**Stored data entries:**
^^^^^^^^

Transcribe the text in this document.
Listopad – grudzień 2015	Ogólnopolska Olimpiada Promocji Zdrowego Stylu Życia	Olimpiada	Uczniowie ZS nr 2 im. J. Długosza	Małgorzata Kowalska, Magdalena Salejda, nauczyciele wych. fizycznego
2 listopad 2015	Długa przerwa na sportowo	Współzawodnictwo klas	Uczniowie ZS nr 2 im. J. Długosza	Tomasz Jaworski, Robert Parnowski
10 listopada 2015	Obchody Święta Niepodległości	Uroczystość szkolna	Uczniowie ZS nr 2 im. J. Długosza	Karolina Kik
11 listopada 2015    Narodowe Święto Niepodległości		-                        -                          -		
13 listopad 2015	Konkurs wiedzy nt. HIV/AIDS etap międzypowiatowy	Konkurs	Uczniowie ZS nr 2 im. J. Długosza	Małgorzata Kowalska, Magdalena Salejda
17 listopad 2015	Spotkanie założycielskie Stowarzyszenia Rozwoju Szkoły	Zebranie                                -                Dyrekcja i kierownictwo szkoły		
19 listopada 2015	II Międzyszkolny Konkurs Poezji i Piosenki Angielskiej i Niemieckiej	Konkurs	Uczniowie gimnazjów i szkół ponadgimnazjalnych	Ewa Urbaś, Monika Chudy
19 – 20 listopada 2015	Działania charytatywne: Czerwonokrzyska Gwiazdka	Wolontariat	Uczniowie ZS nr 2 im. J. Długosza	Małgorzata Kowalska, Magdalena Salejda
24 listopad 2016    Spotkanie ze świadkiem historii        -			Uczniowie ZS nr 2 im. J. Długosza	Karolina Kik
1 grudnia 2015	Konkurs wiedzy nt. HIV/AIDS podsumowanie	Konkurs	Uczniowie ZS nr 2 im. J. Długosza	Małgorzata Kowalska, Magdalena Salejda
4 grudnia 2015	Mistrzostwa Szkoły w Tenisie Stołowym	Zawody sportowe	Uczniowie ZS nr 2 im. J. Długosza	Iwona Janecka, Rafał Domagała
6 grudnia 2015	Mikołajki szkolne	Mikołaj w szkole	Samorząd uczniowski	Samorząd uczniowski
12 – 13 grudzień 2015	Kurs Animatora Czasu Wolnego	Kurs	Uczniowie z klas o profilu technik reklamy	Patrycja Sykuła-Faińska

^^^^^^^^

**Problem statement:** In the entries above, find every line with the word "Szkoły" and list it.

**Answer to this task:**
17 listopad 2015	Spotkanie założycielskie Stowarzyszenia Rozwoju Szkoły	Zebranie                                -                Dyrekcja i kierownictwo szkoły		
4 grudnia 2015	Mistrzostwa Szkoły w Tenisie Stołowym	Zawody sportowe	Uczniowie ZS nr 2 im. J. Długosza	Iwona Janecka, Rafał Domagała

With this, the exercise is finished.